--- Start of DATASET EXTRACT ---

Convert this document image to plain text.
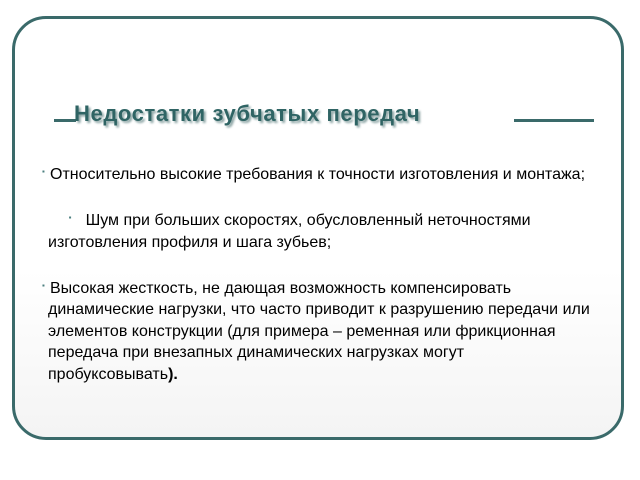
Недостатки зубчатых передач

▪ Относительно высокие требования к точности изготовления и монтажа;

▪  Шум при больших скоростях, обусловленный неточностями изготовления профиля и шага зубьев;

▪ Высокая жесткость, не дающая возможность компенсировать динамические нагрузки, что часто приводит к разрушению передачи или элементов конструкции (для примера – ременная или фрикционная передача при внезапных динамических нагрузках могут пробуксовывать).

--- End of DATASET EXTRACT ---

--- WHAT IS BEING ASKED ---
Extract every line of the data exactly; pictures stay out.

--- TASK OUTPUT ---
Convert this document image to plain text.
Недостатки зубчатых передач

▪ Относительно высокие требования к точности изготовления и монтажа;

▪  Шум при больших скоростях, обусловленный неточностями изготовления профиля и шага зубьев;

▪ Высокая жесткость, не дающая возможность компенсировать динамические нагрузки, что часто приводит к разрушению передачи или элементов конструкции (для примера – ременная или фрикционная передача при внезапных динамических нагрузках могут пробуксовывать).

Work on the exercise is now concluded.